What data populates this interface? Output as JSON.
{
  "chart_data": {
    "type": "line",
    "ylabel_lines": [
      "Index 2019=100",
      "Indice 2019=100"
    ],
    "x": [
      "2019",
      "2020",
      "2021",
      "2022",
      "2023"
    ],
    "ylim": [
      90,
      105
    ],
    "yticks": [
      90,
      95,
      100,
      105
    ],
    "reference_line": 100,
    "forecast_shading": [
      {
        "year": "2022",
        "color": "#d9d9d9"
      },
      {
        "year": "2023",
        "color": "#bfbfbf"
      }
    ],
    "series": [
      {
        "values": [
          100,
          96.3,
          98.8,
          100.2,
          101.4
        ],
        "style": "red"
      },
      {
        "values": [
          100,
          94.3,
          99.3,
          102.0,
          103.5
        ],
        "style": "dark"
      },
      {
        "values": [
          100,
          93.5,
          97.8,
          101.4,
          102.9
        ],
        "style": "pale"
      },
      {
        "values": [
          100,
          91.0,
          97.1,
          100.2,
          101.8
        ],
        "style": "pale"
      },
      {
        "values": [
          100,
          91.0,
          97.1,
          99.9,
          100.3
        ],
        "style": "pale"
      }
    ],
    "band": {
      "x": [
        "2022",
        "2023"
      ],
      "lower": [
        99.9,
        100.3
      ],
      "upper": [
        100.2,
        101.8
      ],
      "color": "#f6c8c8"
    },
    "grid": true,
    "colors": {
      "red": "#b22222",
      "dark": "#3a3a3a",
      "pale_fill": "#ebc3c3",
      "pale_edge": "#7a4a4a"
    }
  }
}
==========
**Given request:**
Working from the material above, retype it in its entirety without change.

**Finished answer:**
What data populates this interface? Output as JSON.
{
  "chart_data": {
    "type": "line",
    "ylabel_lines": [
      "Index 2019=100",
      "Indice 2019=100"
    ],
    "x": [
      "2019",
      "2020",
      "2021",
      "2022",
      "2023"
    ],
    "ylim": [
      90,
      105
    ],
    "yticks": [
      90,
      95,
      100,
      105
    ],
    "reference_line": 100,
    "forecast_shading": [
      {
        "year": "2022",
        "color": "#d9d9d9"
      },
      {
        "year": "2023",
        "color": "#bfbfbf"
      }
    ],
    "series": [
      {
        "values": [
          100,
          96.3,
          98.8,
          100.2,
          101.4
        ],
        "style": "red"
      },
      {
        "values": [
          100,
          94.3,
          99.3,
          102.0,
          103.5
        ],
        "style": "dark"
      },
      {
        "values": [
          100,
          93.5,
          97.8,
          101.4,
          102.9
        ],
        "style": "pale"
      },
      {
        "values": [
          100,
          91.0,
          97.1,
          100.2,
          101.8
        ],
        "style": "pale"
      },
      {
        "values": [
          100,
          91.0,
          97.1,
          99.9,
          100.3
        ],
        "style": "pale"
      }
    ],
    "band": {
      "x": [
        "2022",
        "2023"
      ],
      "lower": [
        99.9,
        100.3
      ],
      "upper": [
        100.2,
        101.8
      ],
      "color": "#f6c8c8"
    },
    "grid": true,
    "colors": {
      "red": "#b22222",
      "dark": "#3a3a3a",
      "pale_fill": "#ebc3c3",
      "pale_edge": "#7a4a4a"
    }
  }
}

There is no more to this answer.